─── Information given
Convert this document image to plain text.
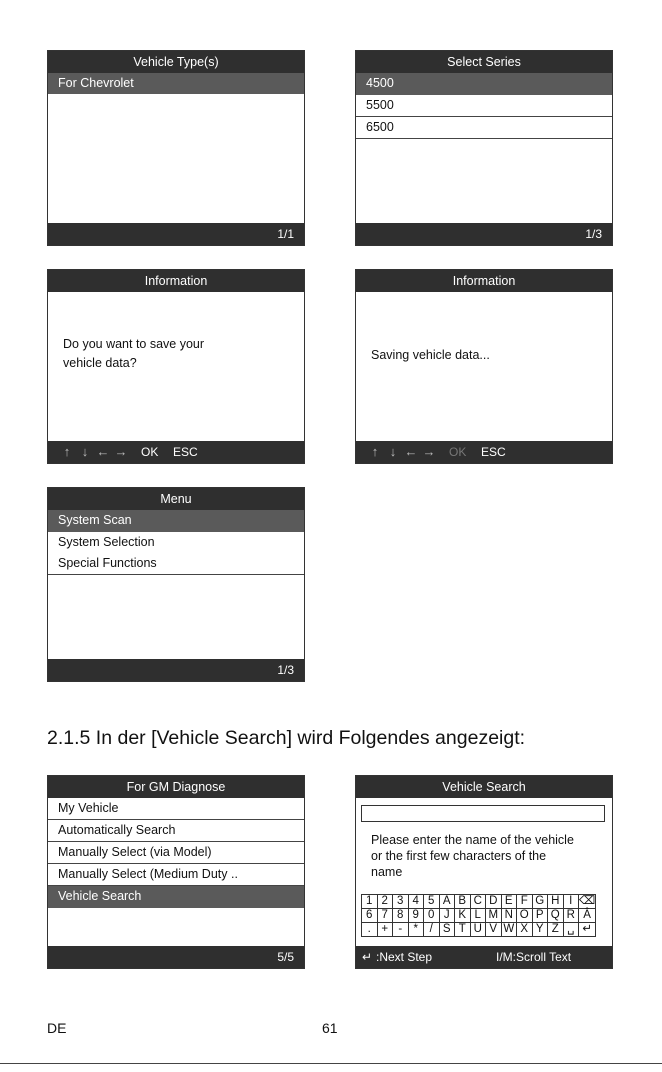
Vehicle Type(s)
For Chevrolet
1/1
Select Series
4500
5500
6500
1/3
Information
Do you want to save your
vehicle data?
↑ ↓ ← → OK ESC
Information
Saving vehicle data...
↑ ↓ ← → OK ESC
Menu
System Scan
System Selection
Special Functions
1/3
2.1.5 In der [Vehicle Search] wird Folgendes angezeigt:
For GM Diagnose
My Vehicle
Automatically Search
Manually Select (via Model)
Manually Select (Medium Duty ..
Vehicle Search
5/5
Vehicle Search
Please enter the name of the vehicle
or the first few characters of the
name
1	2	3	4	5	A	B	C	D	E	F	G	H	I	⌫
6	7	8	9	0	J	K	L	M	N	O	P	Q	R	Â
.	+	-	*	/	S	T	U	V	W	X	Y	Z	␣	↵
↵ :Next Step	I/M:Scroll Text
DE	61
──────
*What you need to do*. List each line of the records that holds the string "Manually".

*Response below*.
Manually Select (via Model)
Manually Select (Medium Duty ..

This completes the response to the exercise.